• _What needs to be done_:
Pull every line containing "this" from the entries.

• _Task data_:
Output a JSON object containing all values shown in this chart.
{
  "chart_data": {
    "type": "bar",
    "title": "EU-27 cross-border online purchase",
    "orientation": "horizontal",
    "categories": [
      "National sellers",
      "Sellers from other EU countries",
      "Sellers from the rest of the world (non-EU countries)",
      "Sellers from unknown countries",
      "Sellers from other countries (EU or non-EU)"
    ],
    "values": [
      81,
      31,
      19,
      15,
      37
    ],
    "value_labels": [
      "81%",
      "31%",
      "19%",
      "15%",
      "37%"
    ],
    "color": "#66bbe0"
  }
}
...
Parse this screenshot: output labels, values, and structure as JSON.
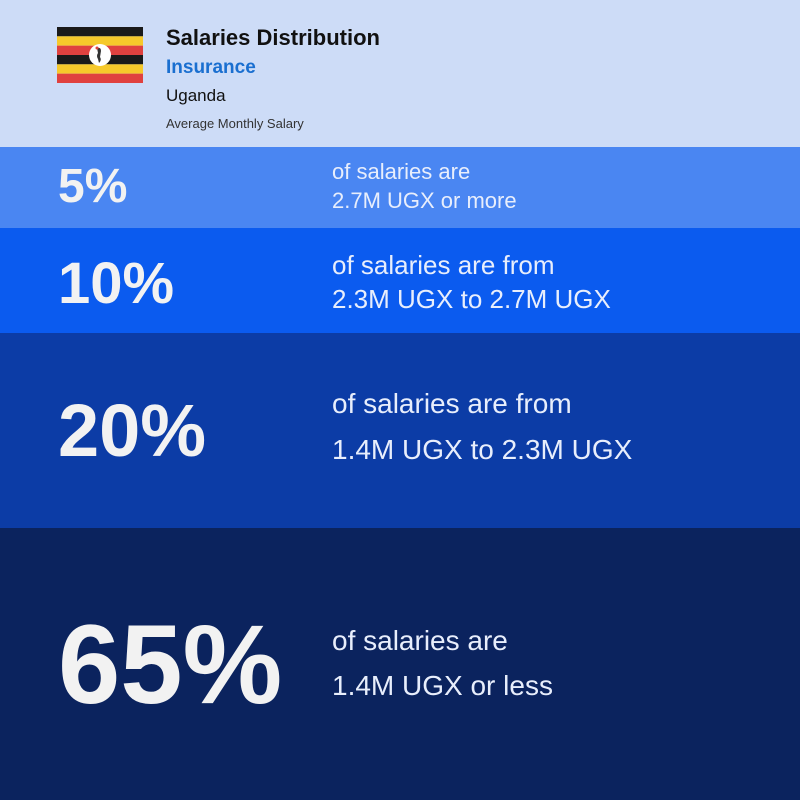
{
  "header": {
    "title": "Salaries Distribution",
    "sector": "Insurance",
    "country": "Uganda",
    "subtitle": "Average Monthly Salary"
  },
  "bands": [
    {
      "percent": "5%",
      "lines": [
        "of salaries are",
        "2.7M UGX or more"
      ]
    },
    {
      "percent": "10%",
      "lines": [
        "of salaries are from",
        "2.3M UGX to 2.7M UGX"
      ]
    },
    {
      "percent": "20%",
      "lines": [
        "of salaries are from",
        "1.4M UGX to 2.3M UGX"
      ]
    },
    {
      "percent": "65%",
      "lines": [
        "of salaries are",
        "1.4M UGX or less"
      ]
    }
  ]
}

• _Full solution_:
Output a JSON object containing all values shown in this chart.
Parse this screenshot: output labels, values, and structure as JSON.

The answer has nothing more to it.